Data records:
*****
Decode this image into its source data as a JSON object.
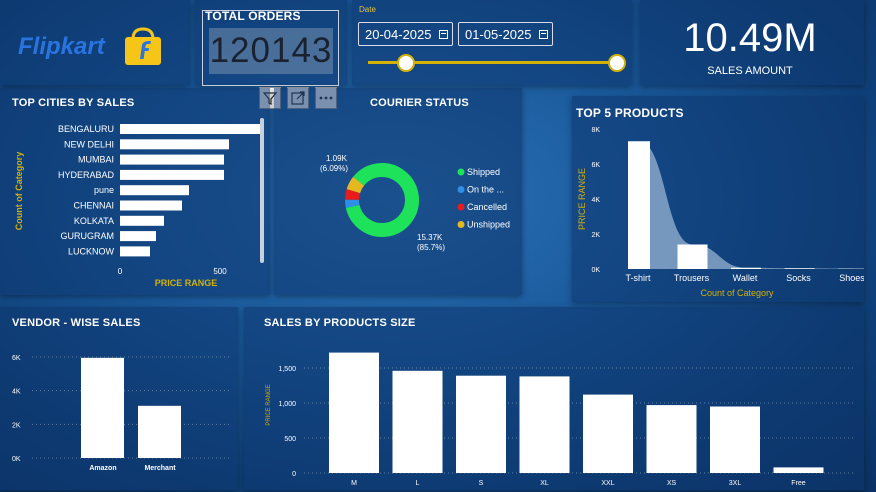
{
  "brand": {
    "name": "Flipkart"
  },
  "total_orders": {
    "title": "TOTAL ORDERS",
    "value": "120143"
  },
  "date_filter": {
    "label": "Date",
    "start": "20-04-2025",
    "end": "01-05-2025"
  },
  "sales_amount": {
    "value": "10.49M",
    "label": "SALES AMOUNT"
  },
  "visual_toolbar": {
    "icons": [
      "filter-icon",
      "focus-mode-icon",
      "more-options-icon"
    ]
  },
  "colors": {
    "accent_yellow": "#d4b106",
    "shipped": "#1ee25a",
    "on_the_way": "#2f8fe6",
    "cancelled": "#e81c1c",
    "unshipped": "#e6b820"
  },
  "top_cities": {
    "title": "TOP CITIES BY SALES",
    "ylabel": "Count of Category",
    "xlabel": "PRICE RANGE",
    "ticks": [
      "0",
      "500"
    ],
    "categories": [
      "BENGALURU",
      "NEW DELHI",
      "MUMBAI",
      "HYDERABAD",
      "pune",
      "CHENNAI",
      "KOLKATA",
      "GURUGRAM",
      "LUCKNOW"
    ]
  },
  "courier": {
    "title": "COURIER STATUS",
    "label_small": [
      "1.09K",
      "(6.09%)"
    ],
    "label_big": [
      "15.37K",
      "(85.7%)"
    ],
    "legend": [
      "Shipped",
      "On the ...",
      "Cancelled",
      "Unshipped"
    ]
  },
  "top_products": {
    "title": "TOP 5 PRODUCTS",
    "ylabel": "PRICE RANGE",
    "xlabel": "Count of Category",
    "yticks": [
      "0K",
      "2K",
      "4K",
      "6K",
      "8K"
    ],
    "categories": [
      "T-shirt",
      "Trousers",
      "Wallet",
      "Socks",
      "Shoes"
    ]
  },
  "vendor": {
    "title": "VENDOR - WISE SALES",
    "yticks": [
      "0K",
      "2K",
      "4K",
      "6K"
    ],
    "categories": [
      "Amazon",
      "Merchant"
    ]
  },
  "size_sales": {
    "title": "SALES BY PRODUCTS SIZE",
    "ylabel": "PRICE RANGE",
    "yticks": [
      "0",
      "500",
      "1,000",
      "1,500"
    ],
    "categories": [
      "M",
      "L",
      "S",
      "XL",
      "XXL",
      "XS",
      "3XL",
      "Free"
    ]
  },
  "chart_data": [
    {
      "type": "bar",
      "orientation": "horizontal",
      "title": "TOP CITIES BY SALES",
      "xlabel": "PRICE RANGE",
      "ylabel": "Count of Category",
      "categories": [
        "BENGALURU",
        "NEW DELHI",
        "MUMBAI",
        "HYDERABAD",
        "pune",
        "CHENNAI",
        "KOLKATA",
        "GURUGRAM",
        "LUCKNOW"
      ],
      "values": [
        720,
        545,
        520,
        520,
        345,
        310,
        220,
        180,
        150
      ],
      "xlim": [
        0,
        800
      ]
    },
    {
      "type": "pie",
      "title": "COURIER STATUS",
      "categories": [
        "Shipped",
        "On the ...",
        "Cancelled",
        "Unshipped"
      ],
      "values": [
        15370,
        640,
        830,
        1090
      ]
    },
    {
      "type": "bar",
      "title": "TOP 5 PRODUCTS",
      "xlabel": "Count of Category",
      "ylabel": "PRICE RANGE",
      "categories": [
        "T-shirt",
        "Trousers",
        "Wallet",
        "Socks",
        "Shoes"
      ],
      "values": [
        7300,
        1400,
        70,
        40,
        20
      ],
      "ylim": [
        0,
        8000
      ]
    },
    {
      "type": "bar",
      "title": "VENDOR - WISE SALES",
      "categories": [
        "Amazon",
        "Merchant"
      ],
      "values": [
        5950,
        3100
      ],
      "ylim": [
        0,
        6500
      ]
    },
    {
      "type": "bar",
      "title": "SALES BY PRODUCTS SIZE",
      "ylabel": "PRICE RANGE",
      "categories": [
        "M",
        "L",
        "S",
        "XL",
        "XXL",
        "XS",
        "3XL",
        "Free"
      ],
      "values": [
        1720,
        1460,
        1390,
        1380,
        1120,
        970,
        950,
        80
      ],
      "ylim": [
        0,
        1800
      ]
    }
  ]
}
*****
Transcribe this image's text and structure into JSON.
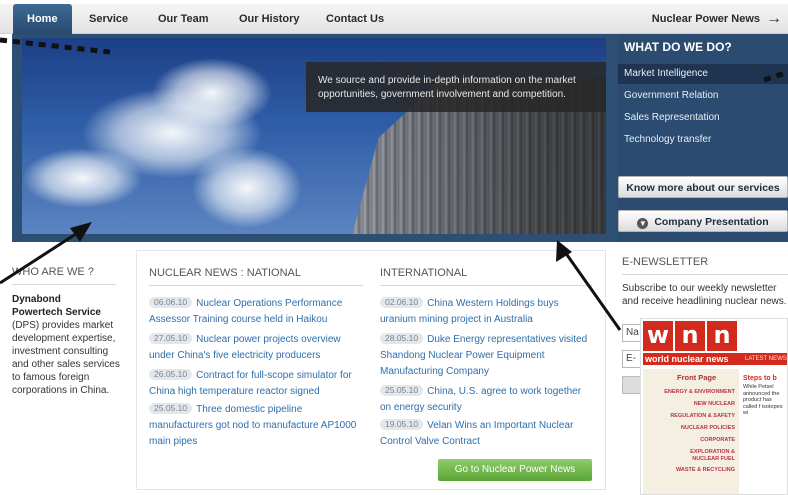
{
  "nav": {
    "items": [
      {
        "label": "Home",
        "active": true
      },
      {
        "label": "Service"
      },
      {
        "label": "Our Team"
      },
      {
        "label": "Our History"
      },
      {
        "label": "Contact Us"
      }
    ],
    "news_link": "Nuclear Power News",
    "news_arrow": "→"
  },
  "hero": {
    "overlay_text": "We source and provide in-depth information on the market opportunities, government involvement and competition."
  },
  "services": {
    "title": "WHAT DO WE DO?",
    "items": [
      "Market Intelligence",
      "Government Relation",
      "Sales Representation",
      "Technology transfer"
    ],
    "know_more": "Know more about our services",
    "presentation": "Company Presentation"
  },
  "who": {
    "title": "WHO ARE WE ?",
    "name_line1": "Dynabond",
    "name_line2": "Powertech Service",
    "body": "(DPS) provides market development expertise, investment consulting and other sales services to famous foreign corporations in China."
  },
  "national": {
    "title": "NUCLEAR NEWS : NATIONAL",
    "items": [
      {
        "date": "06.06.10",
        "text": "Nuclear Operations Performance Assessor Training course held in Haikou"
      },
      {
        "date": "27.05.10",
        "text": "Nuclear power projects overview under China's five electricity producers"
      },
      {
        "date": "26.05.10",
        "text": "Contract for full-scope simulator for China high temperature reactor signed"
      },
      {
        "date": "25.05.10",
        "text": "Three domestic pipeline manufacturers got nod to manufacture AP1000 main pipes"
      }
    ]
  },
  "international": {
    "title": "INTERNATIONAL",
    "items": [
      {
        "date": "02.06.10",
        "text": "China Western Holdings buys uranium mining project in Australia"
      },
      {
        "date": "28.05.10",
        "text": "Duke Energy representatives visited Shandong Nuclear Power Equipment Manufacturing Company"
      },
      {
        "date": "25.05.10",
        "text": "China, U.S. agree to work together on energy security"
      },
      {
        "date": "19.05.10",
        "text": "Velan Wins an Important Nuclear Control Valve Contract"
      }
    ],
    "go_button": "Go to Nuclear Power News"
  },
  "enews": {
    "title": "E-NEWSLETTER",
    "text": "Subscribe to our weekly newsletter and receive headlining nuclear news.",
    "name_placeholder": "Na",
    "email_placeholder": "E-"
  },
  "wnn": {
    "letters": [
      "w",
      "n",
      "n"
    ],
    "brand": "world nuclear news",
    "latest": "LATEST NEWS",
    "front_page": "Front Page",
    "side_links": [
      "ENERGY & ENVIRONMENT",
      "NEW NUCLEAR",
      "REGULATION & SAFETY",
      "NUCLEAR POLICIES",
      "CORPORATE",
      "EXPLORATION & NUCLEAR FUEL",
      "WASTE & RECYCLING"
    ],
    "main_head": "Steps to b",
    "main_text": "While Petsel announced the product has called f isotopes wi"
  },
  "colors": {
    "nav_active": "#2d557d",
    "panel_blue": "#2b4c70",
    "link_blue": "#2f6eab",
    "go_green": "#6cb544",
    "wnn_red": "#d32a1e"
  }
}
*****
Prompt ▸ Look through the entries and find each line that has the string "more". Copy those lines.

Written solution ▸
      "more-options-icon"
    "know_more": "Know more about our services",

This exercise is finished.